**Set problem:**
Return the entries verbatim and drop every picture.

-- BEGIN --

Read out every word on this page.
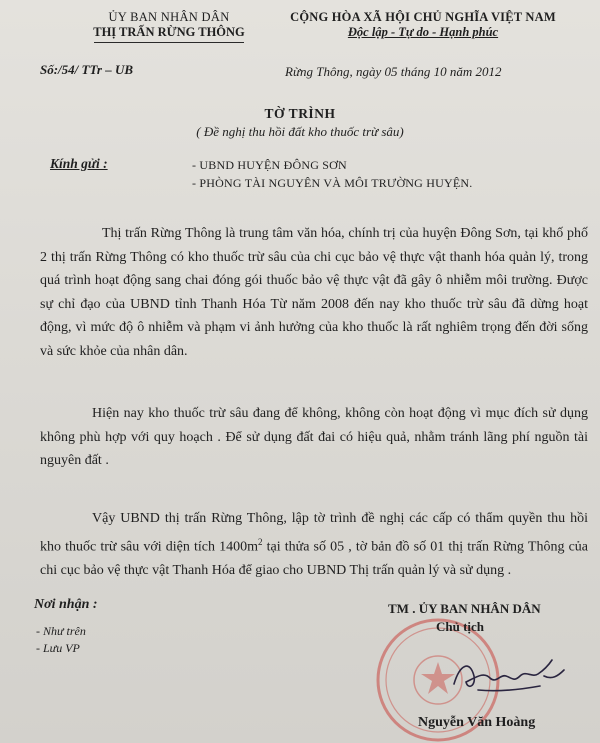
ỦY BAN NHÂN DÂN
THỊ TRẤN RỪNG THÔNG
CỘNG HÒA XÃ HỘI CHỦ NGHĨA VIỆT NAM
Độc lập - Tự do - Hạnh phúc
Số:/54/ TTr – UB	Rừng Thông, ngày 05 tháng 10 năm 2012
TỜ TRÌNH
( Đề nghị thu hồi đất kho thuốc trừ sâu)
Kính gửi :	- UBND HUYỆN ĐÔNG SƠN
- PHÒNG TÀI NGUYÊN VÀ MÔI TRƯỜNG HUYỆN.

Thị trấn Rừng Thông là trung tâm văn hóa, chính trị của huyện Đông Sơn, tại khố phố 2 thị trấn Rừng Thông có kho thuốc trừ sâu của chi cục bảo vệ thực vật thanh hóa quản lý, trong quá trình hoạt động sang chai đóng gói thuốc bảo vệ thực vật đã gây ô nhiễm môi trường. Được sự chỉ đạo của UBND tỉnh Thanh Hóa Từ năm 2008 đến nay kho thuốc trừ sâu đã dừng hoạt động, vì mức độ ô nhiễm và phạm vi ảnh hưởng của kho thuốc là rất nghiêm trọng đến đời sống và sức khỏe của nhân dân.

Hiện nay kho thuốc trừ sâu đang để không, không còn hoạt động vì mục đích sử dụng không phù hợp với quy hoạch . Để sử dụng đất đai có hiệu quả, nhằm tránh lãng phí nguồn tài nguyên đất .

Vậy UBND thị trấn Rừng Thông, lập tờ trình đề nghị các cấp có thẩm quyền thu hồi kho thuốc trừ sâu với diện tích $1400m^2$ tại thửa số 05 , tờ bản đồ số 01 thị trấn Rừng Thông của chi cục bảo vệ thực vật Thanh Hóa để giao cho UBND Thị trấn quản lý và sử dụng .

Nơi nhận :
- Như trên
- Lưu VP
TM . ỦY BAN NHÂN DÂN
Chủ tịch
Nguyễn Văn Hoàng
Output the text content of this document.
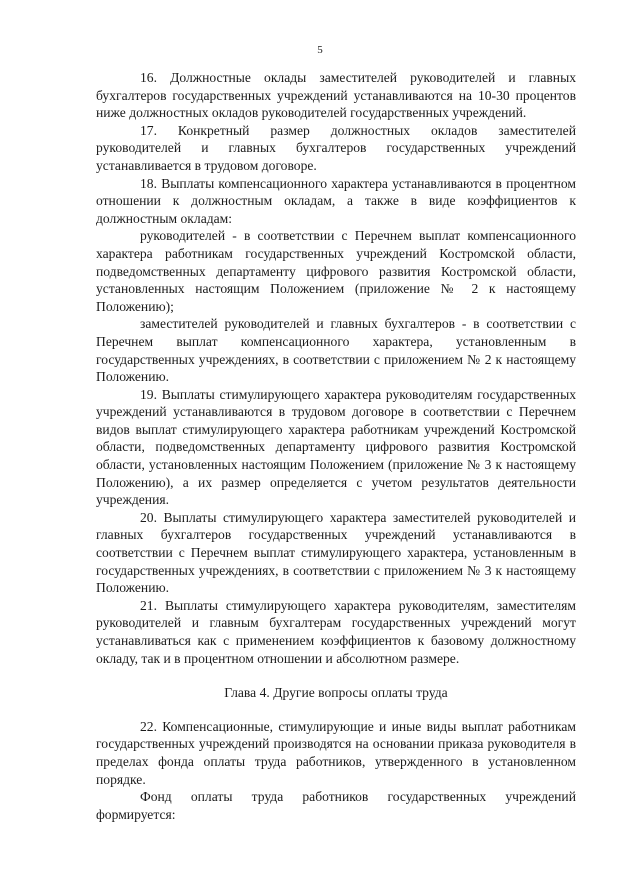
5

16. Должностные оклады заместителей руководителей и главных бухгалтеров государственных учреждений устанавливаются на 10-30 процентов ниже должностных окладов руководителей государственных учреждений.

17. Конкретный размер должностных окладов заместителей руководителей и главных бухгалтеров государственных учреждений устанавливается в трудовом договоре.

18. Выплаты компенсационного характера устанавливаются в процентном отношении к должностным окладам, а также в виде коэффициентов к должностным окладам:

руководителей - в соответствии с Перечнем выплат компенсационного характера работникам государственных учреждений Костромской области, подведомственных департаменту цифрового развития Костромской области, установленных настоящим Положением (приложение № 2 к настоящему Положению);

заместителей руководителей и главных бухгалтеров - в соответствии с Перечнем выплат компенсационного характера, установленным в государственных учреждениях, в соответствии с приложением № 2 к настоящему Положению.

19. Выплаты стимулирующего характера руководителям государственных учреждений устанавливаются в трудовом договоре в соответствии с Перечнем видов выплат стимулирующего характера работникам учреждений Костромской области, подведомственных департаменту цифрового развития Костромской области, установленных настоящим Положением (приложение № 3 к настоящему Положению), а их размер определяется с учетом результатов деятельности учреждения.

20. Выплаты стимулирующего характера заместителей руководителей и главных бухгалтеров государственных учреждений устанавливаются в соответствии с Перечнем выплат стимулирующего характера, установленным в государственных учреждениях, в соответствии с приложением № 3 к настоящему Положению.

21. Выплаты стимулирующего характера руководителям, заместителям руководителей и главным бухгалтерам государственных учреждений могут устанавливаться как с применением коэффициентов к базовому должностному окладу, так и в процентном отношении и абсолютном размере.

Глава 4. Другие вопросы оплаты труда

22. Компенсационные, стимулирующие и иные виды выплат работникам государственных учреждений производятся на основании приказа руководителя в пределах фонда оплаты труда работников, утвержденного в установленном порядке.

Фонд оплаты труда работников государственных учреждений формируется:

-- END --

**Solution to the exercise:**
Read out every word on this page.
ỦY BAN NHÂN DÂN
THỊ TRẤN RỪNG THÔNG
CỘNG HÒA XÃ HỘI CHỦ NGHĨA VIỆT NAM
Độc lập - Tự do - Hạnh phúc
Số:/54/ TTr – UB	Rừng Thông, ngày 05 tháng 10 năm 2012
TỜ TRÌNH
( Đề nghị thu hồi đất kho thuốc trừ sâu)
Kính gửi :	- UBND HUYỆN ĐÔNG SƠN
- PHÒNG TÀI NGUYÊN VÀ MÔI TRƯỜNG HUYỆN.

Thị trấn Rừng Thông là trung tâm văn hóa, chính trị của huyện Đông Sơn, tại khố phố 2 thị trấn Rừng Thông có kho thuốc trừ sâu của chi cục bảo vệ thực vật thanh hóa quản lý, trong quá trình hoạt động sang chai đóng gói thuốc bảo vệ thực vật đã gây ô nhiễm môi trường. Được sự chỉ đạo của UBND tỉnh Thanh Hóa Từ năm 2008 đến nay kho thuốc trừ sâu đã dừng hoạt động, vì mức độ ô nhiễm và phạm vi ảnh hưởng của kho thuốc là rất nghiêm trọng đến đời sống và sức khỏe của nhân dân.

Hiện nay kho thuốc trừ sâu đang để không, không còn hoạt động vì mục đích sử dụng không phù hợp với quy hoạch . Để sử dụng đất đai có hiệu quả, nhằm tránh lãng phí nguồn tài nguyên đất .

Vậy UBND thị trấn Rừng Thông, lập tờ trình đề nghị các cấp có thẩm quyền thu hồi kho thuốc trừ sâu với diện tích $1400m^2$ tại thửa số 05 , tờ bản đồ số 01 thị trấn Rừng Thông của chi cục bảo vệ thực vật Thanh Hóa để giao cho UBND Thị trấn quản lý và sử dụng .

Nơi nhận :
- Như trên
- Lưu VP
TM . ỦY BAN NHÂN DÂN
Chủ tịch
Nguyễn Văn Hoàng
Output the text content of this document.
5

16. Должностные оклады заместителей руководителей и главных бухгалтеров государственных учреждений устанавливаются на 10-30 процентов ниже должностных окладов руководителей государственных учреждений.

17. Конкретный размер должностных окладов заместителей руководителей и главных бухгалтеров государственных учреждений устанавливается в трудовом договоре.

18. Выплаты компенсационного характера устанавливаются в процентном отношении к должностным окладам, а также в виде коэффициентов к должностным окладам:

руководителей - в соответствии с Перечнем выплат компенсационного характера работникам государственных учреждений Костромской области, подведомственных департаменту цифрового развития Костромской области, установленных настоящим Положением (приложение № 2 к настоящему Положению);

заместителей руководителей и главных бухгалтеров - в соответствии с Перечнем выплат компенсационного характера, установленным в государственных учреждениях, в соответствии с приложением № 2 к настоящему Положению.

19. Выплаты стимулирующего характера руководителям государственных учреждений устанавливаются в трудовом договоре в соответствии с Перечнем видов выплат стимулирующего характера работникам учреждений Костромской области, подведомственных департаменту цифрового развития Костромской области, установленных настоящим Положением (приложение № 3 к настоящему Положению), а их размер определяется с учетом результатов деятельности учреждения.

20. Выплаты стимулирующего характера заместителей руководителей и главных бухгалтеров государственных учреждений устанавливаются в соответствии с Перечнем выплат стимулирующего характера, установленным в государственных учреждениях, в соответствии с приложением № 3 к настоящему Положению.

21. Выплаты стимулирующего характера руководителям, заместителям руководителей и главным бухгалтерам государственных учреждений могут устанавливаться как с применением коэффициентов к базовому должностному окладу, так и в процентном отношении и абсолютном размере.

Глава 4. Другие вопросы оплаты труда

22. Компенсационные, стимулирующие и иные виды выплат работникам государственных учреждений производятся на основании приказа руководителя в пределах фонда оплаты труда работников, утвержденного в установленном порядке.

Фонд оплаты труда работников государственных учреждений формируется:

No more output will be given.